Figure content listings
>> BEGIN
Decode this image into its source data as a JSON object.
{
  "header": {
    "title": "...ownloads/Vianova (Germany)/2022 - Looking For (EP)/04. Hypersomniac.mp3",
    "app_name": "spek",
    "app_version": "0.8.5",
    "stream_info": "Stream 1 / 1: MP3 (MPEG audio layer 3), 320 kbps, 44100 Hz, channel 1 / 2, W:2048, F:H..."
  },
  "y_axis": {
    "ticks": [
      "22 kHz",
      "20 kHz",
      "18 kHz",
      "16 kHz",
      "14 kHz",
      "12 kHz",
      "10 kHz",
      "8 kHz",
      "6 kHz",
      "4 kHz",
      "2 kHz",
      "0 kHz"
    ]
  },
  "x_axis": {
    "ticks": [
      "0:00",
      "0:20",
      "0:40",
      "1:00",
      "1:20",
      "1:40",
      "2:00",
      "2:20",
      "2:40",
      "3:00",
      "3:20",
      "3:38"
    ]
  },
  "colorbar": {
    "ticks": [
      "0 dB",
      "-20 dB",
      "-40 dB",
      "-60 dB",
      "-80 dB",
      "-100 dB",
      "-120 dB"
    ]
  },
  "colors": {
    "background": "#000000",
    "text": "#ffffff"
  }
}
>> END
>> BEGIN
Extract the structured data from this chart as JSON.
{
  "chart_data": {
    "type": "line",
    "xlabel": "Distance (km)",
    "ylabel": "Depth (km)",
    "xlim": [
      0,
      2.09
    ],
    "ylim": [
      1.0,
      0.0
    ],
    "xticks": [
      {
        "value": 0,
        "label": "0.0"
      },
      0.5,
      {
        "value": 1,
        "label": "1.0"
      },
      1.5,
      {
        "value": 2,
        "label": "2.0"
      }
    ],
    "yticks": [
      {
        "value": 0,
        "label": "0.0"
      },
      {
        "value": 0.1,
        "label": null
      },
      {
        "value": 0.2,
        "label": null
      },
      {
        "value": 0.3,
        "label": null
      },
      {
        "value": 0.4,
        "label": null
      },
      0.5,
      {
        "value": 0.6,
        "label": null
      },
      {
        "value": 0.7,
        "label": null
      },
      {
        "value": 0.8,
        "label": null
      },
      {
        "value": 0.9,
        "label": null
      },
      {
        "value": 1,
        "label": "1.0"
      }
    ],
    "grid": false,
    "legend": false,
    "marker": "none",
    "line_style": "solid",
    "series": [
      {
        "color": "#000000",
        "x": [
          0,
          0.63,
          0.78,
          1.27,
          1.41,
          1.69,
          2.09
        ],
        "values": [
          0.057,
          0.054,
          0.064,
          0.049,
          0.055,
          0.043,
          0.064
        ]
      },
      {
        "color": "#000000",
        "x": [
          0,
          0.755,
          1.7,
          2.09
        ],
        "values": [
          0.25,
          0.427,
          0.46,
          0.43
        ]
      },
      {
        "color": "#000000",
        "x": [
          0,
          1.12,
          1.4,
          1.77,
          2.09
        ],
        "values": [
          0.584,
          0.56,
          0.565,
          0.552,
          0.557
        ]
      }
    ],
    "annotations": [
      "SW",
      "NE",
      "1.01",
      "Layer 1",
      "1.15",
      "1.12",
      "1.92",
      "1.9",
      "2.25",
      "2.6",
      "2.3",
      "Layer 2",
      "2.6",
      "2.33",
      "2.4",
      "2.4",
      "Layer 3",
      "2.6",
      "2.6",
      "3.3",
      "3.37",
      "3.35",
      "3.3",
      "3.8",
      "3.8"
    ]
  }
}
>> END
*Given task*
From the listing above, collect every line that mentions the word "this".

*Answer to the exercise*
Decode this image into its source data as a JSON object.
Extract the structured data from this chart as JSON.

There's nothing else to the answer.